REQUIRED TASKS:
1. Quote the subjective well-being abstract word for word, starting at "Paid access /" and ending at "web survey data.".
2. Extend the subjective well-being abstract from the point where it stops.

DOCUMENT SECTION:
/---
A web survey analysis of subjective well-being - 2015

Paid access / via site license:

http://www.emeraldinsight.com/doi/full/10.1108/IJM-12-2014-0237


ABSTRACT

Purpose – The purpose of this paper is to explore the role of work conditions and job characteristics with respect to three subjective well-being (SWB) indicators: life satisfaction, job satisfaction and satisfaction with work-life balance. From a methodological point of view, the paper shows how social sciences can benefit from the use of voluntary web survey data.

Design/methodology/approach – The paper makes use of a large sample of individual data obtained from voluntary web surveys collected as part of the WageIndicator project. The sample includes extensive information on the quality of working conditions together with different well-being indicators. The propensity score adjustment weights are used to improve the sample performance.
\---
DATA LISTING:
/---
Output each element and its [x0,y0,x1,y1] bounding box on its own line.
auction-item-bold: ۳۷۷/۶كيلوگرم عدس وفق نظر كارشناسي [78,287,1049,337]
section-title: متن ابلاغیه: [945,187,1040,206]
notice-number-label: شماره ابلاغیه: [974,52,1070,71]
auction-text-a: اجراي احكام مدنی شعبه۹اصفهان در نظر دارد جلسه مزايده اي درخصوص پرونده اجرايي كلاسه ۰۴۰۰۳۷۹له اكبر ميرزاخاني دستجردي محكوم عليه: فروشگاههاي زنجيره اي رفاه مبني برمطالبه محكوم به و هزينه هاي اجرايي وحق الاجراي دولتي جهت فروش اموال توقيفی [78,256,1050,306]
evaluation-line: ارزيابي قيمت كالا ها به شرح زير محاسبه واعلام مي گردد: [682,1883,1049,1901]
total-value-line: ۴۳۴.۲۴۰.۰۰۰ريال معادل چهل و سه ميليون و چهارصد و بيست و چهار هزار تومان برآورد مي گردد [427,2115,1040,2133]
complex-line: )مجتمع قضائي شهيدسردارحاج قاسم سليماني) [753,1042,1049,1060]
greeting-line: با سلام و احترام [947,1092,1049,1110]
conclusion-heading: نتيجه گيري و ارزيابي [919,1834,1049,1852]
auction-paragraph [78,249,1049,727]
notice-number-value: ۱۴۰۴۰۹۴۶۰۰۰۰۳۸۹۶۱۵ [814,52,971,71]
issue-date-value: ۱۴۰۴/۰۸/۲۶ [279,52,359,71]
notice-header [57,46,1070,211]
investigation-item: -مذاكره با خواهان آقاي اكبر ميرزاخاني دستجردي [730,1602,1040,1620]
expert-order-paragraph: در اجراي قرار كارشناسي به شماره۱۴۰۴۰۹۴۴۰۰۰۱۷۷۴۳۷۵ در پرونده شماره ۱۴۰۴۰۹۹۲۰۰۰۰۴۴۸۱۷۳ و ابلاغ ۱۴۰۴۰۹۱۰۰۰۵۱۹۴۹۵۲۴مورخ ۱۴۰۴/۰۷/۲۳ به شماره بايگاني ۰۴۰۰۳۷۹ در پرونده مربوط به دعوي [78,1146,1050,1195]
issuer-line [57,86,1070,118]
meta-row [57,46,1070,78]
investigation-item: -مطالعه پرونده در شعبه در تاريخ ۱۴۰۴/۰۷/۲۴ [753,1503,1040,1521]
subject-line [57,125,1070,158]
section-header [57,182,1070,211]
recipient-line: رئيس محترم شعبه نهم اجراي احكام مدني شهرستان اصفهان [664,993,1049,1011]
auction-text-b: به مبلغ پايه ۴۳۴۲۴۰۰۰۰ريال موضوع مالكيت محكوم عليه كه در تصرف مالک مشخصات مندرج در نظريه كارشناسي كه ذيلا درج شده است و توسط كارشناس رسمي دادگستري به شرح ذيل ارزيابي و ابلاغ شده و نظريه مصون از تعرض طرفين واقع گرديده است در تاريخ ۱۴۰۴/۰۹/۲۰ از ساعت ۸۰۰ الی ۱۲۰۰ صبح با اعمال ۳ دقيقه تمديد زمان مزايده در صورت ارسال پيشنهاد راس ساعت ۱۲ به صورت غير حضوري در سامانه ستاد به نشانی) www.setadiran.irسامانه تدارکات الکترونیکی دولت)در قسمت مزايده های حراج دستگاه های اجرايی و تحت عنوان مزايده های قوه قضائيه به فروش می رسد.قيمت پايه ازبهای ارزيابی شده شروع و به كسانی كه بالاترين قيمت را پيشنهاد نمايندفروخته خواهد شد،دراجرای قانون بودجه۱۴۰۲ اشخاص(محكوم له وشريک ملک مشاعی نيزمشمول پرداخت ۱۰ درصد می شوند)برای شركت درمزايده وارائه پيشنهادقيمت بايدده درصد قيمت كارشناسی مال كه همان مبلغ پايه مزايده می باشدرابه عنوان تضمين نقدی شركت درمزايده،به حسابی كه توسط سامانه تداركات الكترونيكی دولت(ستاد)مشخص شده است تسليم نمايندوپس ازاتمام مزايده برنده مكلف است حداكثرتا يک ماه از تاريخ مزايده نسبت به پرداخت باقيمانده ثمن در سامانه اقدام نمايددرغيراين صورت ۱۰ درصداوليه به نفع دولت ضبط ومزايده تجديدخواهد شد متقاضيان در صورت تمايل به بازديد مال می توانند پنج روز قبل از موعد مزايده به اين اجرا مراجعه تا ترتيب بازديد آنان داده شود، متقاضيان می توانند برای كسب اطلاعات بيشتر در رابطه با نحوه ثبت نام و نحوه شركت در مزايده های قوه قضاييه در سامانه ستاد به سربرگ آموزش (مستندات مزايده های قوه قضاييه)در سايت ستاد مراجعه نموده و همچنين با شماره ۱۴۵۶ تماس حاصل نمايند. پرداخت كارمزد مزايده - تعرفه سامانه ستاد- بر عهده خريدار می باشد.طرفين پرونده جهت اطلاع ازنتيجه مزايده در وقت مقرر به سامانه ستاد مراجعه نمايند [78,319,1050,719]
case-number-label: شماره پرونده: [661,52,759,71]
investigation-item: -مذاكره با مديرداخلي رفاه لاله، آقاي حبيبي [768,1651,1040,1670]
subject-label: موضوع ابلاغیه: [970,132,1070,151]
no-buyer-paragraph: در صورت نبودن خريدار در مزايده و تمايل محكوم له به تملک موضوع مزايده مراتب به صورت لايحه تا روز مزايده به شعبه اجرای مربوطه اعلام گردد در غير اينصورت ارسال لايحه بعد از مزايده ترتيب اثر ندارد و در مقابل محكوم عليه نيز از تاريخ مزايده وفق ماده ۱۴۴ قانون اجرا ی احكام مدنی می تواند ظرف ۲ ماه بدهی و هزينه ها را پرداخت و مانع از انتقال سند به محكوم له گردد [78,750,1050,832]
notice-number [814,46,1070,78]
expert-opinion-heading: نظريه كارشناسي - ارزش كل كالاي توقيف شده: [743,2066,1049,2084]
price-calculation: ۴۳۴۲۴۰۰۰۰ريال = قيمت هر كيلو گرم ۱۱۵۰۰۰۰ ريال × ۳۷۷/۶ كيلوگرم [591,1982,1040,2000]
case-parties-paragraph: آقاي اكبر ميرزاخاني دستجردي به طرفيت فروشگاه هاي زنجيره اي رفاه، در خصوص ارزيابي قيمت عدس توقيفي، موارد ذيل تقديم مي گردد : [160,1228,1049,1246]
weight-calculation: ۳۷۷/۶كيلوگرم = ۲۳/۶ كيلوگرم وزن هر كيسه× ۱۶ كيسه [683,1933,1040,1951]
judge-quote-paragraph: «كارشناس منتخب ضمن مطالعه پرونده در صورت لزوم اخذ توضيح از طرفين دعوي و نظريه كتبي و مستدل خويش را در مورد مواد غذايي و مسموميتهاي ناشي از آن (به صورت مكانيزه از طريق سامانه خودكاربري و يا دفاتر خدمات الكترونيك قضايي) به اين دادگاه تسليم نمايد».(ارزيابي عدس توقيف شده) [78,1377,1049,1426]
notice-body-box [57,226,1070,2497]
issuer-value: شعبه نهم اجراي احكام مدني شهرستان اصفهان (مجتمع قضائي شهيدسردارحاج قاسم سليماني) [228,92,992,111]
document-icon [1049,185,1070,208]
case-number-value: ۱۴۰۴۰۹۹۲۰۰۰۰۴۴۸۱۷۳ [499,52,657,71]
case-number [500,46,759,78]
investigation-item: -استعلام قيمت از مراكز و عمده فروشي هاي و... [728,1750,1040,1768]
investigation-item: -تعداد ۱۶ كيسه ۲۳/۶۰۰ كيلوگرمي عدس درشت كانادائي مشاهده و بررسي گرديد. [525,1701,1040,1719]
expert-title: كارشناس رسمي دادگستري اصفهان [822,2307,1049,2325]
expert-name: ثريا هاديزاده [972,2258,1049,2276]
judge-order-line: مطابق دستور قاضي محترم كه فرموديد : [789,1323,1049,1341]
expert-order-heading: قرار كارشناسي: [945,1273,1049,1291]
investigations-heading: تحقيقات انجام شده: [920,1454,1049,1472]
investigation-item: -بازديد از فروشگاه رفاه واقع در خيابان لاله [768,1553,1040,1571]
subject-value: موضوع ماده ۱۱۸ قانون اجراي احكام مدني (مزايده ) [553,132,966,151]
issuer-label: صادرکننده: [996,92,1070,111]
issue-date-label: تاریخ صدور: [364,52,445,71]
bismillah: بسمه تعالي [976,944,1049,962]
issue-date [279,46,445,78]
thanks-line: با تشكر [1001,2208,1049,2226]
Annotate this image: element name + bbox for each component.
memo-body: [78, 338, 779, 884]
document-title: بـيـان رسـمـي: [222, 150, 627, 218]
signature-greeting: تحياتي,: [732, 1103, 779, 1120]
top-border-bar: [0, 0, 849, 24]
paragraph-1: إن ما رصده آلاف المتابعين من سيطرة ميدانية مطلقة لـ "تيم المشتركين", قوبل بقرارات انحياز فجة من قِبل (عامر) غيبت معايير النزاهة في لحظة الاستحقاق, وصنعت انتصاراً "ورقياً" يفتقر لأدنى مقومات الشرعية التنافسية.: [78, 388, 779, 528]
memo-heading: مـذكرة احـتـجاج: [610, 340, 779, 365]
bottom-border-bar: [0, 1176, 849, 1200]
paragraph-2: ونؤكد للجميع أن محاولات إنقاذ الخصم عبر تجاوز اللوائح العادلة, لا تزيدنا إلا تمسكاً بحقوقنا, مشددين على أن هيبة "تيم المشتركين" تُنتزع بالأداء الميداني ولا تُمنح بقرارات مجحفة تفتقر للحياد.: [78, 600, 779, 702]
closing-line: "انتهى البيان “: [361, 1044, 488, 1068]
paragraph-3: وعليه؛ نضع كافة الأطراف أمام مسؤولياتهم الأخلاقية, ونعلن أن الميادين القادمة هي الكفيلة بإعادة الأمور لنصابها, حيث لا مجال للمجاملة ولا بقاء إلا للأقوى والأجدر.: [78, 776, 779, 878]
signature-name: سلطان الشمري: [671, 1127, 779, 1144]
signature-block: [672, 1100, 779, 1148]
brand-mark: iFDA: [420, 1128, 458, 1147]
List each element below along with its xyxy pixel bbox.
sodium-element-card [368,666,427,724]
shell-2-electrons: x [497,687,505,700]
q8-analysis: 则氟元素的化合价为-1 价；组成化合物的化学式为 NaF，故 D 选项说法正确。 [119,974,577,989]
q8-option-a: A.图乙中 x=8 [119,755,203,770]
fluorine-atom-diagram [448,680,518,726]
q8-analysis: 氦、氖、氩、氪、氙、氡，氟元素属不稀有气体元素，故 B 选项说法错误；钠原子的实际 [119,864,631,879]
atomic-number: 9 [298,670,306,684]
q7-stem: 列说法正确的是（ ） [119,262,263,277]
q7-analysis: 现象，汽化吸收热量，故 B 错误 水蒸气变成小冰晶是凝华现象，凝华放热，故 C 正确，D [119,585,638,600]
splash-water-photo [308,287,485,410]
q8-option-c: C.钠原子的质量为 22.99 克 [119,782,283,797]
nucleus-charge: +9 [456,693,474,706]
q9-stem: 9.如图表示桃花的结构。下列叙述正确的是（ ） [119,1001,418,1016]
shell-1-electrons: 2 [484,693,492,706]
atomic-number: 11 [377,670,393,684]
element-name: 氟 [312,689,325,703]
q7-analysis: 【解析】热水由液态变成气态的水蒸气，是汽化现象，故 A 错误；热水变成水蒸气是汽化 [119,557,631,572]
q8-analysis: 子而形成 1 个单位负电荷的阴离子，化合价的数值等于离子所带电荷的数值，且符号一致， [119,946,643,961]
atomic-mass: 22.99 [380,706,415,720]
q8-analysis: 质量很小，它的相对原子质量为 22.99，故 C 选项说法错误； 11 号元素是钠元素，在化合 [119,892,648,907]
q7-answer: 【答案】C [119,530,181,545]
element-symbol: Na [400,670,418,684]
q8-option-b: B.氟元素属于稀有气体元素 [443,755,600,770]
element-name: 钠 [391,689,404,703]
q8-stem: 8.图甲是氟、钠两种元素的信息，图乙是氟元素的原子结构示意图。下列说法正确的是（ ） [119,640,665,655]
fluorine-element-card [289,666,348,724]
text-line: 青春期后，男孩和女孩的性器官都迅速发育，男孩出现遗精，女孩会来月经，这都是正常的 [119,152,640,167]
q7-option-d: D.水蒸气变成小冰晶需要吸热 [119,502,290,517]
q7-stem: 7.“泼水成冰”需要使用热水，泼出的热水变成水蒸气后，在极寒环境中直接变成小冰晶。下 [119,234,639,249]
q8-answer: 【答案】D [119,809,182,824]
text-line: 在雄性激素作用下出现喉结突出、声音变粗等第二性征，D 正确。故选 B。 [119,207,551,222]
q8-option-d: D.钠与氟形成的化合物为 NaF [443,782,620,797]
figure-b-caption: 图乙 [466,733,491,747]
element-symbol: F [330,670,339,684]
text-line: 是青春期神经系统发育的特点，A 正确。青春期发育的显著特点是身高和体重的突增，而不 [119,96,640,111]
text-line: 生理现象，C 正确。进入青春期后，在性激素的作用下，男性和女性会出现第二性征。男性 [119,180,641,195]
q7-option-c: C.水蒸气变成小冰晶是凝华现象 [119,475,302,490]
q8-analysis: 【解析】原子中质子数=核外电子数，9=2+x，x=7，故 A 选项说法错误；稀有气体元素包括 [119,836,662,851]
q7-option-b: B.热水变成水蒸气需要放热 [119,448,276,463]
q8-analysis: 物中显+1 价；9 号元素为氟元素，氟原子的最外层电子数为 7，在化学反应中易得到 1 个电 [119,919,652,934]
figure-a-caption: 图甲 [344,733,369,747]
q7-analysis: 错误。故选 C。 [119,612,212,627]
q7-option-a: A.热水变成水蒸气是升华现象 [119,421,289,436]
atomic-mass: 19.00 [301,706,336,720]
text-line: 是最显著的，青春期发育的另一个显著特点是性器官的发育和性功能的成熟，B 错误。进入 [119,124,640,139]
\---
EXERCISE RESULTS:
1.
Paid access / via site license:

http://www.emeraldinsight.com/doi/full/10.1108/IJM-12-2014-0237


ABSTRACT

Purpose – The purpose of this paper is to explore the role of work conditions and job characteristics with respect to three subjective well-being (SWB) indicators: life satisfaction, job satisfaction and satisfaction with work-life balance. From a methodological point of view, the paper shows how social sciences can benefit from the use of voluntary web survey data.

2.
Findings – The results shed light on the importance of certain job characteristics not only in determining job satisfaction, but also in other SWB domains. The findings support the theory of spillover perspectives, according to which satisfaction in one domain affects other domains.

Research limitations/implications – As a voluntary web-survey, WageIndicator is affected by selection bias. The validity of the sample can be improved by weighting, but this adjustment should be made and tested on a country-by-country basis.

Originality/value – The paper provides analysis of the quality of a web survey not commonly used in happiness research. The subsequent presentation of the effects of working conditions on several satisfaction domains represents a contribution to the literature.